**Goal:**
Rewrite all the records below with "x-tick-label" swapped for "x-axis-label" everywhere and nothing else changed. Leave the pictures out.

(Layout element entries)
::::::::::

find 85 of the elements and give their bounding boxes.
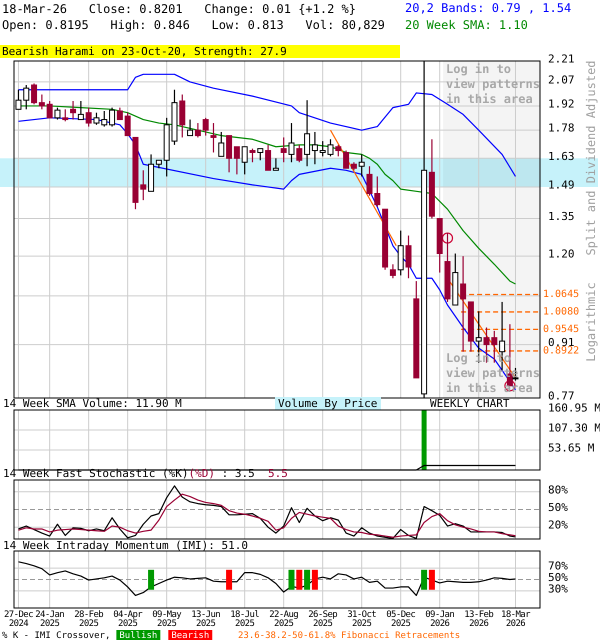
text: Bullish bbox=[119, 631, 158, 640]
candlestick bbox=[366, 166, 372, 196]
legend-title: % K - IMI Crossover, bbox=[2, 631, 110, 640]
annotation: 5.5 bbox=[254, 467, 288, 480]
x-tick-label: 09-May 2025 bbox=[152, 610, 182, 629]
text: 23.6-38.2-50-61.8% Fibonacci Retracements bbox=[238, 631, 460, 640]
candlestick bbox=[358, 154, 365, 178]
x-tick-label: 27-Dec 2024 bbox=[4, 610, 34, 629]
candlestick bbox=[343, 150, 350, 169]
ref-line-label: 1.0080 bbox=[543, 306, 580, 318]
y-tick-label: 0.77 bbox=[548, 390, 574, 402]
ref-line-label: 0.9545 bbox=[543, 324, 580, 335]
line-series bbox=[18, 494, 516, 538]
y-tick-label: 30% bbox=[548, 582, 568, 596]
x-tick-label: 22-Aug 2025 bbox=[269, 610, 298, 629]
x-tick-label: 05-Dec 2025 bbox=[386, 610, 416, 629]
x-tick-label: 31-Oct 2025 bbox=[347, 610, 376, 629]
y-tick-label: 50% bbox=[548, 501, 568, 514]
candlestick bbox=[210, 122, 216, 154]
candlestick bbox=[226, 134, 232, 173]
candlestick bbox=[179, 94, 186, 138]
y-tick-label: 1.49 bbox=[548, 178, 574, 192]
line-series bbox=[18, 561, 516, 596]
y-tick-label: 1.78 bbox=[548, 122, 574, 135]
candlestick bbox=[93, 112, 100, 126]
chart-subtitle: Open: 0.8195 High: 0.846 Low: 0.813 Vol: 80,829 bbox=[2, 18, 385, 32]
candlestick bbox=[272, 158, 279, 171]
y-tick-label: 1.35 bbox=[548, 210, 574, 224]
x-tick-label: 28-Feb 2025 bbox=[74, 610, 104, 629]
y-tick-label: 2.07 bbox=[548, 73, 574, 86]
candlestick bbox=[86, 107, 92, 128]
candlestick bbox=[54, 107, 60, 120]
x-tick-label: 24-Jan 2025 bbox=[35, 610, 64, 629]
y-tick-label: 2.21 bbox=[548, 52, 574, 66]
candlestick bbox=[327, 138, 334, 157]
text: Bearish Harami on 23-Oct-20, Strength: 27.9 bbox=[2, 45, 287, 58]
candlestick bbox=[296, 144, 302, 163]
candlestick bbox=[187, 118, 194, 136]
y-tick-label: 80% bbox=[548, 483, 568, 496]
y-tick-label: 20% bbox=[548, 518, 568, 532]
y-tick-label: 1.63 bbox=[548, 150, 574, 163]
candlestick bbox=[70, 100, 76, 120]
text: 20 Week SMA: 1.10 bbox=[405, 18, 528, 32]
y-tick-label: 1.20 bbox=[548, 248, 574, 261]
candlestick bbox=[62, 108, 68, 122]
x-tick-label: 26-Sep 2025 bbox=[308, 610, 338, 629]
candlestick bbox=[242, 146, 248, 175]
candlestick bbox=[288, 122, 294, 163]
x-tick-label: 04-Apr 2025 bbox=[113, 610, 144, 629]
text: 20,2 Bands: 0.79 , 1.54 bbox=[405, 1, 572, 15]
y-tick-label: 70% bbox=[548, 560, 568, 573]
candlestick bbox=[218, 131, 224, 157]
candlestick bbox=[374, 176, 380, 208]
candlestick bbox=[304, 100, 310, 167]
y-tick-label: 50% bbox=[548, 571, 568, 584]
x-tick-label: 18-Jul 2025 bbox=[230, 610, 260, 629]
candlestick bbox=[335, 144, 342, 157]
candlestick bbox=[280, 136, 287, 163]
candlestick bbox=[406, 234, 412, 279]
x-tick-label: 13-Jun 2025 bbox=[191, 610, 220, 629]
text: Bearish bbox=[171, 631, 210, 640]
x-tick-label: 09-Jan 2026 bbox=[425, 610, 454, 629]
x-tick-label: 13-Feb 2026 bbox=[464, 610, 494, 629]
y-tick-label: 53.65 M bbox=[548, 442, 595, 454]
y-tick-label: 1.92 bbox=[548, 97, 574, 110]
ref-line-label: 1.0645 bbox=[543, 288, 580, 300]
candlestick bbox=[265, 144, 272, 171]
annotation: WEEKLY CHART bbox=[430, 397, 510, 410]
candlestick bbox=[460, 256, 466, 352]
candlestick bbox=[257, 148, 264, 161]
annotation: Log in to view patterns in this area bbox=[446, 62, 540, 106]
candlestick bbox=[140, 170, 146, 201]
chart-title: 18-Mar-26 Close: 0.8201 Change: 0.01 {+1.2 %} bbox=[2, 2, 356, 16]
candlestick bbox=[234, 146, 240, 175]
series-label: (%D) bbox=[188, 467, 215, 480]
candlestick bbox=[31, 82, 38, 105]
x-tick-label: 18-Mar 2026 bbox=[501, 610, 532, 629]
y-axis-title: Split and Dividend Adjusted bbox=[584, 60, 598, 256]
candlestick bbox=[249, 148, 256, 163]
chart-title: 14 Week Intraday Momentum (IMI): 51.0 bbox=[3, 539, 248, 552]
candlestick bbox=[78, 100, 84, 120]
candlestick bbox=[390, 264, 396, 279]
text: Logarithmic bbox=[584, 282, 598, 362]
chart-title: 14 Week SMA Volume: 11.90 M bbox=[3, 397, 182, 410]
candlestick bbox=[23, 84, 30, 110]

::::::::::

**Final result:**
find 85 of the elements and give their bounding boxes.
text: Bullish bbox=[119, 631, 158, 640]
candlestick bbox=[366, 166, 372, 196]
legend-title: % K - IMI Crossover, bbox=[2, 631, 110, 640]
annotation: 5.5 bbox=[254, 467, 288, 480]
x-axis-label: 09-May 2025 bbox=[152, 610, 182, 629]
text: 23.6-38.2-50-61.8% Fibonacci Retracements bbox=[238, 631, 460, 640]
candlestick bbox=[358, 154, 365, 178]
x-axis-label: 27-Dec 2024 bbox=[4, 610, 34, 629]
candlestick bbox=[343, 150, 350, 169]
ref-line-label: 1.0080 bbox=[543, 306, 580, 318]
y-tick-label: 0.77 bbox=[548, 390, 574, 402]
ref-line-label: 0.9545 bbox=[543, 324, 580, 335]
line-series bbox=[18, 494, 516, 538]
y-tick-label: 30% bbox=[548, 582, 568, 596]
x-axis-label: 22-Aug 2025 bbox=[269, 610, 298, 629]
x-axis-label: 05-Dec 2025 bbox=[386, 610, 416, 629]
x-axis-label: 31-Oct 2025 bbox=[347, 610, 376, 629]
y-tick-label: 50% bbox=[548, 501, 568, 514]
candlestick bbox=[210, 122, 216, 154]
candlestick bbox=[226, 134, 232, 173]
candlestick bbox=[179, 94, 186, 138]
y-tick-label: 1.49 bbox=[548, 178, 574, 192]
line-series bbox=[18, 561, 516, 596]
y-tick-label: 1.78 bbox=[548, 122, 574, 135]
candlestick bbox=[93, 112, 100, 126]
chart-subtitle: Open: 0.8195 High: 0.846 Low: 0.813 Vol: 80,829 bbox=[2, 18, 385, 32]
candlestick bbox=[272, 158, 279, 171]
y-tick-label: 1.35 bbox=[548, 210, 574, 224]
x-axis-label: 28-Feb 2025 bbox=[74, 610, 104, 629]
y-tick-label: 2.07 bbox=[548, 73, 574, 86]
candlestick bbox=[86, 107, 92, 128]
candlestick bbox=[54, 107, 60, 120]
x-axis-label: 24-Jan 2025 bbox=[35, 610, 64, 629]
y-tick-label: 2.21 bbox=[548, 52, 574, 66]
candlestick bbox=[327, 138, 334, 157]
text: Bearish Harami on 23-Oct-20, Strength: 27.9 bbox=[2, 45, 287, 58]
candlestick bbox=[296, 144, 302, 163]
candlestick bbox=[187, 118, 194, 136]
y-tick-label: 80% bbox=[548, 483, 568, 496]
y-tick-label: 20% bbox=[548, 518, 568, 532]
y-tick-label: 1.63 bbox=[548, 150, 574, 163]
candlestick bbox=[70, 100, 76, 120]
text: 20 Week SMA: 1.10 bbox=[405, 18, 528, 32]
y-tick-label: 1.20 bbox=[548, 248, 574, 261]
candlestick bbox=[62, 108, 68, 122]
x-axis-label: 26-Sep 2025 bbox=[308, 610, 338, 629]
candlestick bbox=[242, 146, 248, 175]
candlestick bbox=[288, 122, 294, 163]
x-axis-label: 04-Apr 2025 bbox=[113, 610, 144, 629]
text: 20,2 Bands: 0.79 , 1.54 bbox=[405, 1, 572, 15]
y-tick-label: 70% bbox=[548, 560, 568, 573]
candlestick bbox=[218, 131, 224, 157]
candlestick bbox=[374, 176, 380, 208]
candlestick bbox=[304, 100, 310, 167]
y-tick-label: 50% bbox=[548, 571, 568, 584]
x-axis-label: 18-Jul 2025 bbox=[230, 610, 260, 629]
candlestick bbox=[335, 144, 342, 157]
candlestick bbox=[280, 136, 287, 163]
candlestick bbox=[406, 234, 412, 279]
x-axis-label: 13-Jun 2025 bbox=[191, 610, 220, 629]
text: Bearish bbox=[171, 631, 210, 640]
x-axis-label: 09-Jan 2026 bbox=[425, 610, 454, 629]
x-axis-label: 13-Feb 2026 bbox=[464, 610, 494, 629]
y-tick-label: 53.65 M bbox=[548, 442, 595, 454]
y-tick-label: 1.92 bbox=[548, 97, 574, 110]
ref-line-label: 1.0645 bbox=[543, 288, 580, 300]
candlestick bbox=[265, 144, 272, 171]
annotation: WEEKLY CHART bbox=[430, 397, 510, 410]
candlestick bbox=[460, 256, 466, 352]
candlestick bbox=[257, 148, 264, 161]
annotation: Log in to view patterns in this area bbox=[446, 62, 540, 106]
candlestick bbox=[140, 170, 146, 201]
chart-title: 18-Mar-26 Close: 0.8201 Change: 0.01 {+1.2 %} bbox=[2, 2, 356, 16]
candlestick bbox=[234, 146, 240, 175]
series-label: (%D) bbox=[188, 467, 215, 480]
candlestick bbox=[31, 82, 38, 105]
x-axis-label: 18-Mar 2026 bbox=[501, 610, 532, 629]
y-axis-title: Split and Dividend Adjusted bbox=[584, 60, 598, 256]
candlestick bbox=[249, 148, 256, 163]
chart-title: 14 Week Intraday Momentum (IMI): 51.0 bbox=[3, 539, 248, 552]
candlestick bbox=[78, 100, 84, 120]
candlestick bbox=[390, 264, 396, 279]
text: Logarithmic bbox=[584, 282, 598, 362]
chart-title: 14 Week SMA Volume: 11.90 M bbox=[3, 397, 182, 410]
candlestick bbox=[23, 84, 30, 110]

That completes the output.